**Given exercise**:
All of the records below need to be copied exactly.

Stored items from a collection
========

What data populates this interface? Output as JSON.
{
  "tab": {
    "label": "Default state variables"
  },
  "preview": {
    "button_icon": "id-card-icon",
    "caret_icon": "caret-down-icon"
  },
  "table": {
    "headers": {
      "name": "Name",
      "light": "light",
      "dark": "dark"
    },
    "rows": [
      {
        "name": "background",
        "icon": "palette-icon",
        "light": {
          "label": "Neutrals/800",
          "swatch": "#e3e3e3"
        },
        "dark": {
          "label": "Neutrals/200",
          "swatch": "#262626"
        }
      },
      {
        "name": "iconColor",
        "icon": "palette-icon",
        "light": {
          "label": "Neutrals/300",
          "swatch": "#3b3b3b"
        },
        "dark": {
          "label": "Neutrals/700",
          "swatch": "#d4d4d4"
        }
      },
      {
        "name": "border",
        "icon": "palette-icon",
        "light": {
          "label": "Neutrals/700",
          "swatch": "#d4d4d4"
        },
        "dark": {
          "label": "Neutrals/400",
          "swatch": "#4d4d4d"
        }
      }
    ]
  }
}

========

**Output of the task**:
What data populates this interface? Output as JSON.
{
  "tab": {
    "label": "Default state variables"
  },
  "preview": {
    "button_icon": "id-card-icon",
    "caret_icon": "caret-down-icon"
  },
  "table": {
    "headers": {
      "name": "Name",
      "light": "light",
      "dark": "dark"
    },
    "rows": [
      {
        "name": "background",
        "icon": "palette-icon",
        "light": {
          "label": "Neutrals/800",
          "swatch": "#e3e3e3"
        },
        "dark": {
          "label": "Neutrals/200",
          "swatch": "#262626"
        }
      },
      {
        "name": "iconColor",
        "icon": "palette-icon",
        "light": {
          "label": "Neutrals/300",
          "swatch": "#3b3b3b"
        },
        "dark": {
          "label": "Neutrals/700",
          "swatch": "#d4d4d4"
        }
      },
      {
        "name": "border",
        "icon": "palette-icon",
        "light": {
          "label": "Neutrals/700",
          "swatch": "#d4d4d4"
        },
        "dark": {
          "label": "Neutrals/400",
          "swatch": "#4d4d4d"
        }
      }
    ]
  }
}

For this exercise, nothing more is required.